(TASK PROMPT):
Below are records; print only the lines from the line containing "Read out every word on this page." to the end, both included, reproduced exactly and without the pictures.

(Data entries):
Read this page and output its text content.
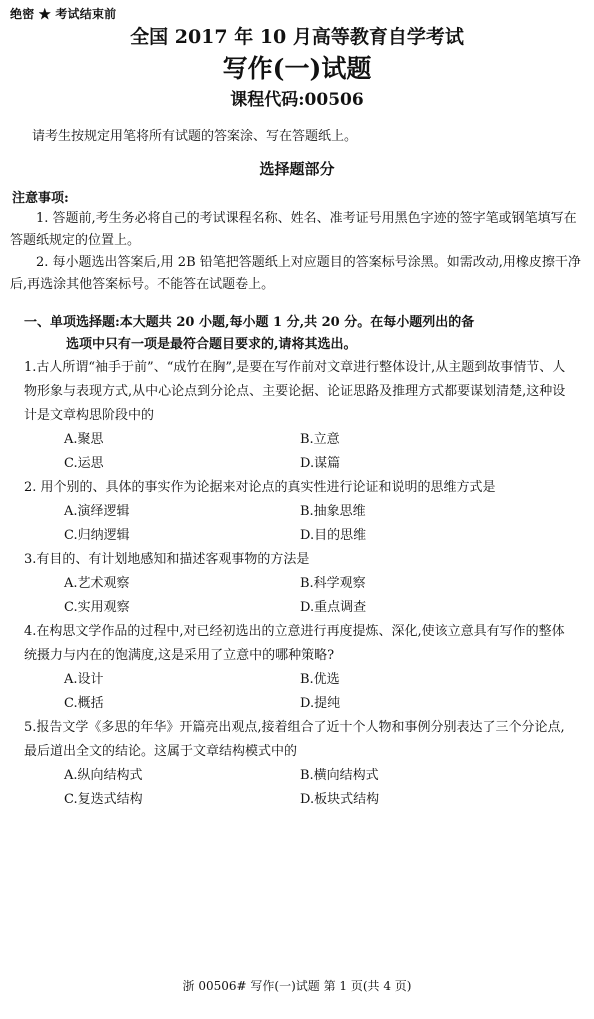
绝密 ★ 考试结束前
全国 2017 年 10 月高等教育自学考试
写作(一)试题
课程代码:00506
请考生按规定用笔将所有试题的答案涂、写在答题纸上。
选择题部分
注意事项:

1. 答题前,考生务必将自己的考试课程名称、姓名、准考证号用黑色字迹的签字笔或钢笔填写在答题纸规定的位置上。

2. 每小题选出答案后,用 2B 铅笔把答题纸上对应题目的答案标号涂黑。如需改动,用橡皮擦干净后,再选涂其他答案标号。不能答在试题卷上。

一、单项选择题:本大题共 20 小题,每小题 1 分,共 20 分。在每小题列出的备
选项中只有一项是最符合题目要求的,请将其选出。

1.古人所谓“袖手于前”、“成竹在胸”,是要在写作前对文章进行整体设计,从主题到故事情节、人物形象与表现方式,从中心论点到分论点、主要论据、论证思路及推理方式都要谋划清楚,这种设计是文章构思阶段中的

A.聚思	B.立意
C.运思	D.谋篇

2. 用个别的、具体的事实作为论据来对论点的真实性进行论证和说明的思维方式是

A.演绎逻辑	B.抽象思维
C.归纳逻辑	D.目的思维

3.有目的、有计划地感知和描述客观事物的方法是

A.艺术观察	B.科学观察
C.实用观察	D.重点调查

4.在构思文学作品的过程中,对已经初选出的立意进行再度提炼、深化,使该立意具有写作的整体统摄力与内在的饱满度,这是采用了立意中的哪种策略?

A.设计	B.优选
C.概括	D.提纯

5.报告文学《多思的年华》开篇亮出观点,接着组合了近十个人物和事例分别表达了三个分论点,最后道出全文的结论。这属于文章结构模式中的

A.纵向结构式	B.横向结构式
C.复迭式结构	D.板块式结构
浙 00506# 写作(一)试题 第 1 页(共 4 页)
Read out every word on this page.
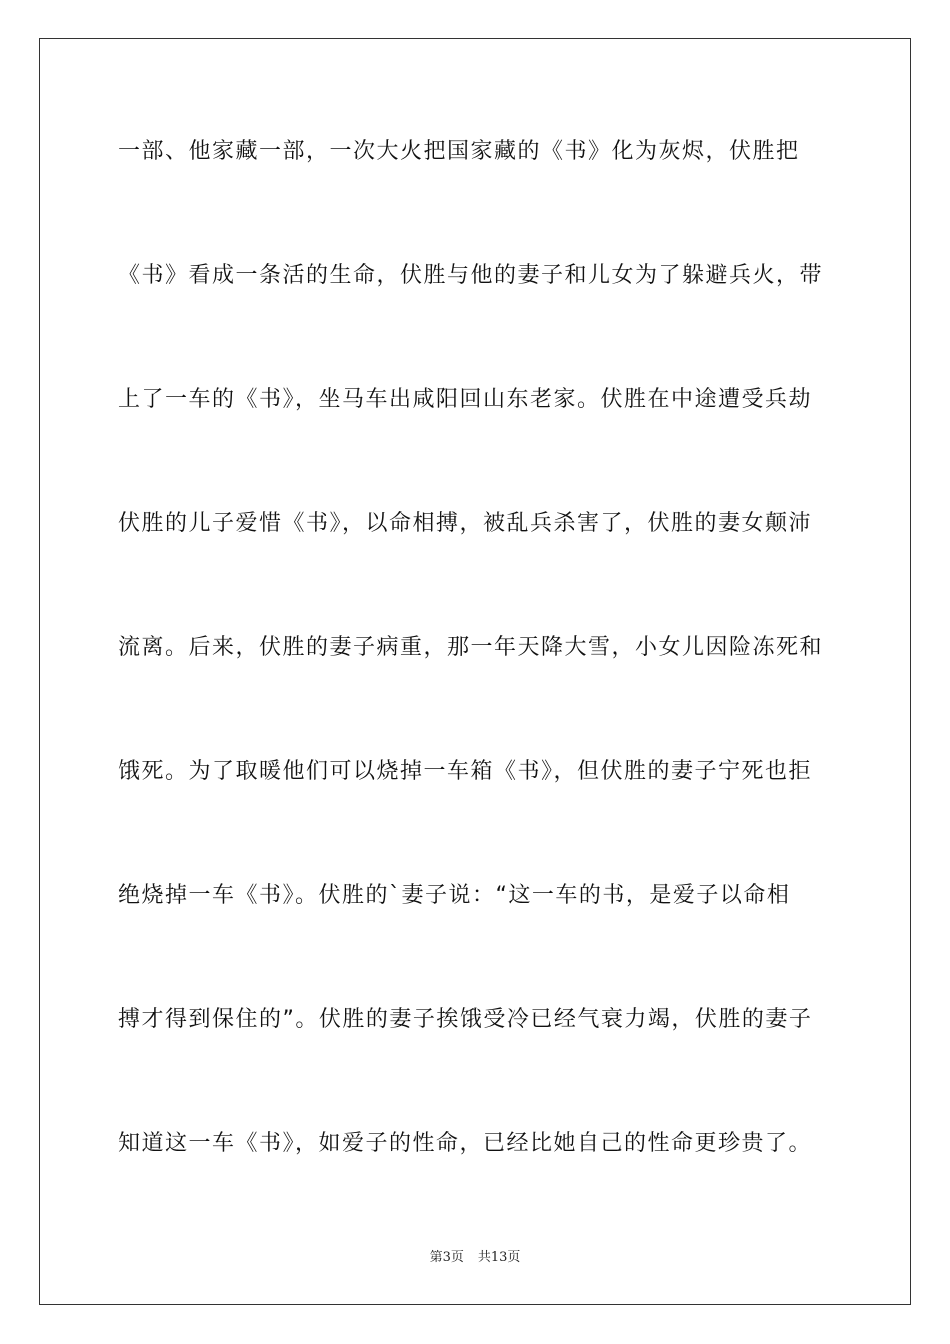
一部、他家藏一部，一次大火把国家藏的《书》化为灰烬，伏胜把
《书》看成一条活的生命，伏胜与他的妻子和儿女为了躲避兵火，带
上了一车的《书》，坐马车出咸阳回山东老家。伏胜在中途遭受兵劫
伏胜的儿子爱惜《书》，以命相搏，被乱兵杀害了，伏胜的妻女颠沛
流离。后来，伏胜的妻子病重，那一年天降大雪，小女儿因险冻死和
饿死。为了取暖他们可以烧掉一车箱《书》，但伏胜的妻子宁死也拒
绝烧掉一车《书》。伏胜的`妻子说：“这一车的书，是爱子以命相
搏才得到保住的”。伏胜的妻子挨饿受冷已经气衰力竭，伏胜的妻子
知道这一车《书》，如爱子的性命，已经比她自己的性命更珍贵了。
第3页 共13页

(COMPLETE ANSWER):
Read out every word on this page.
一部、他家藏一部，一次大火把国家藏的《书》化为灰烬，伏胜把
《书》看成一条活的生命，伏胜与他的妻子和儿女为了躲避兵火，带
上了一车的《书》，坐马车出咸阳回山东老家。伏胜在中途遭受兵劫
伏胜的儿子爱惜《书》，以命相搏，被乱兵杀害了，伏胜的妻女颠沛
流离。后来，伏胜的妻子病重，那一年天降大雪，小女儿因险冻死和
饿死。为了取暖他们可以烧掉一车箱《书》，但伏胜的妻子宁死也拒
绝烧掉一车《书》。伏胜的`妻子说：“这一车的书，是爱子以命相
搏才得到保住的”。伏胜的妻子挨饿受冷已经气衰力竭，伏胜的妻子
知道这一车《书》，如爱子的性命，已经比她自己的性命更珍贵了。
第3页 共13页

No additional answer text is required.